• _Exercise aim_
Reproduce the listing exactly and skip over any pictures.
——
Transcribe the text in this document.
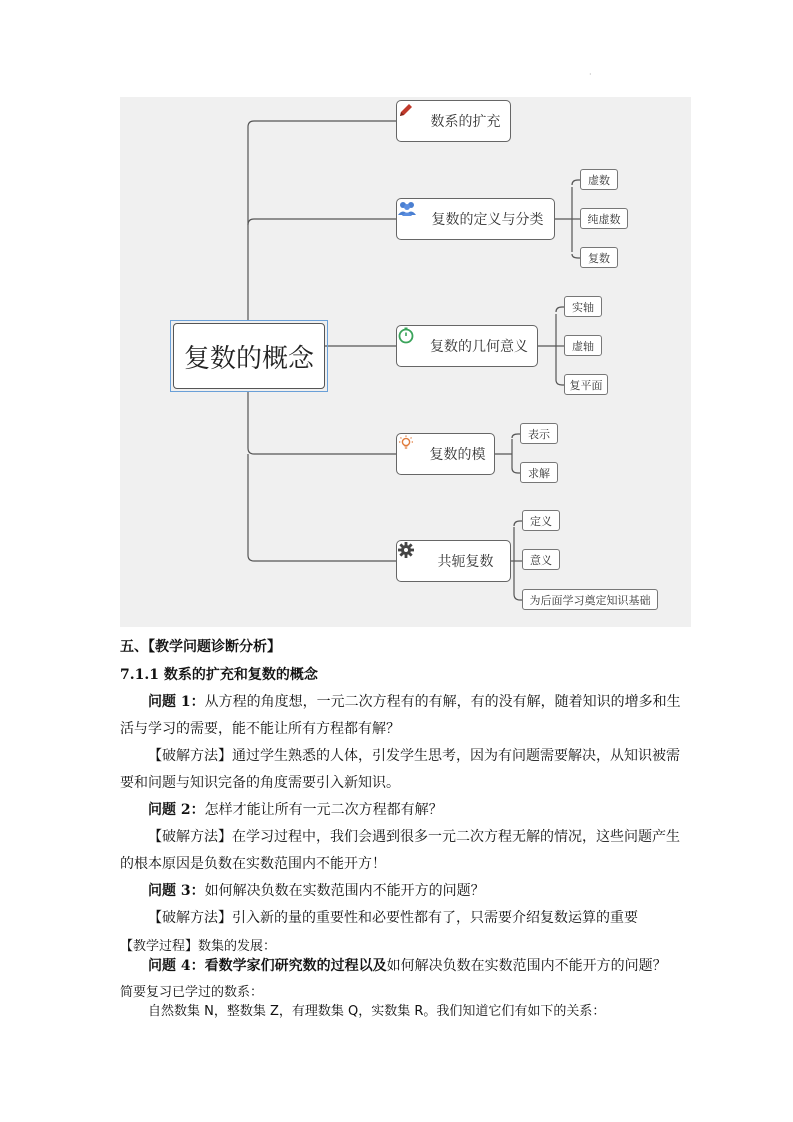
·
复数的概念
数系的扩充
复数的定义与分类
虚数
纯虚数
复数
复数的几何意义
实轴
虚轴
复平面
复数的模
表示
求解
共轭复数
定义
意义
为后面学习奠定知识基础
五、【教学问题诊断分析】
7.1.1 数系的扩充和复数的概念
问题 1：从方程的角度想，一元二次方程有的有解，有的没有解，随着知识的增多和生
活与学习的需要，能不能让所有方程都有解？
【破解方法】通过学生熟悉的人体，引发学生思考，因为有问题需要解决，从知识被需
要和问题与知识完备的角度需要引入新知识。
问题 2：怎样才能让所有一元二次方程都有解？
【破解方法】在学习过程中，我们会遇到很多一元二次方程无解的情况，这些问题产生
的根本原因是负数在实数范围内不能开方！
问题 3：如何解决负数在实数范围内不能开方的问题？
【破解方法】引入新的量的重要性和必要性都有了，只需要介绍复数运算的重要
【教学过程】数集的发展：
问题 4：看数学家们研究数的过程以及如何解决负数在实数范围内不能开方的问题？
简要复习已学过的数系：
自然数集 N，整数集 Z，有理数集 Q，实数集 R。我们知道它们有如下的关系：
——
• _Answer_
Transcribe the text in this document.
·
复数的概念
数系的扩充
复数的定义与分类
虚数
纯虚数
复数
复数的几何意义
实轴
虚轴
复平面
复数的模
表示
求解
共轭复数
定义
意义
为后面学习奠定知识基础
五、【教学问题诊断分析】
7.1.1 数系的扩充和复数的概念
问题 1：从方程的角度想，一元二次方程有的有解，有的没有解，随着知识的增多和生
活与学习的需要，能不能让所有方程都有解？
【破解方法】通过学生熟悉的人体，引发学生思考，因为有问题需要解决，从知识被需
要和问题与知识完备的角度需要引入新知识。
问题 2：怎样才能让所有一元二次方程都有解？
【破解方法】在学习过程中，我们会遇到很多一元二次方程无解的情况，这些问题产生
的根本原因是负数在实数范围内不能开方！
问题 3：如何解决负数在实数范围内不能开方的问题？
【破解方法】引入新的量的重要性和必要性都有了，只需要介绍复数运算的重要
【教学过程】数集的发展：
问题 4：看数学家们研究数的过程以及如何解决负数在实数范围内不能开方的问题？
简要复习已学过的数系：
自然数集 N，整数集 Z，有理数集 Q，实数集 R。我们知道它们有如下的关系：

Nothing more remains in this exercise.